## REQUIREMENT
Restate, word for word, all of the material shown below.

## MATERIAL TO PROCESS
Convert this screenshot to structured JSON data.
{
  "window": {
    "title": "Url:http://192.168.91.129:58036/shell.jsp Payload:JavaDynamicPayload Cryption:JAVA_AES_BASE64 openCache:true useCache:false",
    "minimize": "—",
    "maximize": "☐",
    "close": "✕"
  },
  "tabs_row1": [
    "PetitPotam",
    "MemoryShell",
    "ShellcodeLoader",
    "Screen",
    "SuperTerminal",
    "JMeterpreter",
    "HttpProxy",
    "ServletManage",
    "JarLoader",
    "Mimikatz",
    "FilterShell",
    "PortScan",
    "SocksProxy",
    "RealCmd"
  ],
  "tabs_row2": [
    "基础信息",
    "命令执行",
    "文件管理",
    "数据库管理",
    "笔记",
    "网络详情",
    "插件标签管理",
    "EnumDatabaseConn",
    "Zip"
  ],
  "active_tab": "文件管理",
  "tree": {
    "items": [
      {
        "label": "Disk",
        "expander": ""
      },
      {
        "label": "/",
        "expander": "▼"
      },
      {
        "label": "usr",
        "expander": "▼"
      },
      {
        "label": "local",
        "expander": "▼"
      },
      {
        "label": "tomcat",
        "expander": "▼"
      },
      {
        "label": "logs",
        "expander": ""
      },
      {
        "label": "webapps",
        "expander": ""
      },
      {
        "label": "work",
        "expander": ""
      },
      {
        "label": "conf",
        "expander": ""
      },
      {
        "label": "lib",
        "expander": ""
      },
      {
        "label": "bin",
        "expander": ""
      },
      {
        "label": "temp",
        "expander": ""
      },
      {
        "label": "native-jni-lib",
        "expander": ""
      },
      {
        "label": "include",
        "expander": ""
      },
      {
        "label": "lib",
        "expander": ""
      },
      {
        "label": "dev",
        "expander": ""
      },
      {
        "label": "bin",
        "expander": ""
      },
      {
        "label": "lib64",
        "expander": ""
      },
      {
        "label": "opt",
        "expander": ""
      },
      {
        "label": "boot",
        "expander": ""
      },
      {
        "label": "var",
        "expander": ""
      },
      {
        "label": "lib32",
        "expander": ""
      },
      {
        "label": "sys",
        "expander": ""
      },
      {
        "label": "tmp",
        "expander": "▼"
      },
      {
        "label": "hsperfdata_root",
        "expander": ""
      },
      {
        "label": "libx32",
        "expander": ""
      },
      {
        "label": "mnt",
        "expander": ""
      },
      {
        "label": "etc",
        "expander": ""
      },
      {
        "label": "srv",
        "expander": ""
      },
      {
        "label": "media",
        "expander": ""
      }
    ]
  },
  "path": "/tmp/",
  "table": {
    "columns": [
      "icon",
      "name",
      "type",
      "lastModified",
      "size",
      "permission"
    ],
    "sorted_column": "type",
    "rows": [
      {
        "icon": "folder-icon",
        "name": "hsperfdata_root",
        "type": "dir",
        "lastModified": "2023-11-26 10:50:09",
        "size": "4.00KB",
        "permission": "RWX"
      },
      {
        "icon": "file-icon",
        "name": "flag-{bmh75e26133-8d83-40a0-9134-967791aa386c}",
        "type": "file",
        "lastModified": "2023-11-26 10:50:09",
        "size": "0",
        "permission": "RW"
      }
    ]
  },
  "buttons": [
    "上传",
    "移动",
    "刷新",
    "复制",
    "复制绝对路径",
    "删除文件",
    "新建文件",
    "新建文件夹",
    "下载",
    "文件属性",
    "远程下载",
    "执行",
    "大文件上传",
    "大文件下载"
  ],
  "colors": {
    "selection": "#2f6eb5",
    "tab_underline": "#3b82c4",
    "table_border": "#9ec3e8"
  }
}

## CORRECT OUTPUT
Convert this screenshot to structured JSON data.
{
  "window": {
    "title": "Url:http://192.168.91.129:58036/shell.jsp Payload:JavaDynamicPayload Cryption:JAVA_AES_BASE64 openCache:true useCache:false",
    "minimize": "—",
    "maximize": "☐",
    "close": "✕"
  },
  "tabs_row1": [
    "PetitPotam",
    "MemoryShell",
    "ShellcodeLoader",
    "Screen",
    "SuperTerminal",
    "JMeterpreter",
    "HttpProxy",
    "ServletManage",
    "JarLoader",
    "Mimikatz",
    "FilterShell",
    "PortScan",
    "SocksProxy",
    "RealCmd"
  ],
  "tabs_row2": [
    "基础信息",
    "命令执行",
    "文件管理",
    "数据库管理",
    "笔记",
    "网络详情",
    "插件标签管理",
    "EnumDatabaseConn",
    "Zip"
  ],
  "active_tab": "文件管理",
  "tree": {
    "items": [
      {
        "label": "Disk",
        "expander": ""
      },
      {
        "label": "/",
        "expander": "▼"
      },
      {
        "label": "usr",
        "expander": "▼"
      },
      {
        "label": "local",
        "expander": "▼"
      },
      {
        "label": "tomcat",
        "expander": "▼"
      },
      {
        "label": "logs",
        "expander": ""
      },
      {
        "label": "webapps",
        "expander": ""
      },
      {
        "label": "work",
        "expander": ""
      },
      {
        "label": "conf",
        "expander": ""
      },
      {
        "label": "lib",
        "expander": ""
      },
      {
        "label": "bin",
        "expander": ""
      },
      {
        "label": "temp",
        "expander": ""
      },
      {
        "label": "native-jni-lib",
        "expander": ""
      },
      {
        "label": "include",
        "expander": ""
      },
      {
        "label": "lib",
        "expander": ""
      },
      {
        "label": "dev",
        "expander": ""
      },
      {
        "label": "bin",
        "expander": ""
      },
      {
        "label": "lib64",
        "expander": ""
      },
      {
        "label": "opt",
        "expander": ""
      },
      {
        "label": "boot",
        "expander": ""
      },
      {
        "label": "var",
        "expander": ""
      },
      {
        "label": "lib32",
        "expander": ""
      },
      {
        "label": "sys",
        "expander": ""
      },
      {
        "label": "tmp",
        "expander": "▼"
      },
      {
        "label": "hsperfdata_root",
        "expander": ""
      },
      {
        "label": "libx32",
        "expander": ""
      },
      {
        "label": "mnt",
        "expander": ""
      },
      {
        "label": "etc",
        "expander": ""
      },
      {
        "label": "srv",
        "expander": ""
      },
      {
        "label": "media",
        "expander": ""
      }
    ]
  },
  "path": "/tmp/",
  "table": {
    "columns": [
      "icon",
      "name",
      "type",
      "lastModified",
      "size",
      "permission"
    ],
    "sorted_column": "type",
    "rows": [
      {
        "icon": "folder-icon",
        "name": "hsperfdata_root",
        "type": "dir",
        "lastModified": "2023-11-26 10:50:09",
        "size": "4.00KB",
        "permission": "RWX"
      },
      {
        "icon": "file-icon",
        "name": "flag-{bmh75e26133-8d83-40a0-9134-967791aa386c}",
        "type": "file",
        "lastModified": "2023-11-26 10:50:09",
        "size": "0",
        "permission": "RW"
      }
    ]
  },
  "buttons": [
    "上传",
    "移动",
    "刷新",
    "复制",
    "复制绝对路径",
    "删除文件",
    "新建文件",
    "新建文件夹",
    "下载",
    "文件属性",
    "远程下载",
    "执行",
    "大文件上传",
    "大文件下载"
  ],
  "colors": {
    "selection": "#2f6eb5",
    "tab_underline": "#3b82c4",
    "table_border": "#9ec3e8"
  }
}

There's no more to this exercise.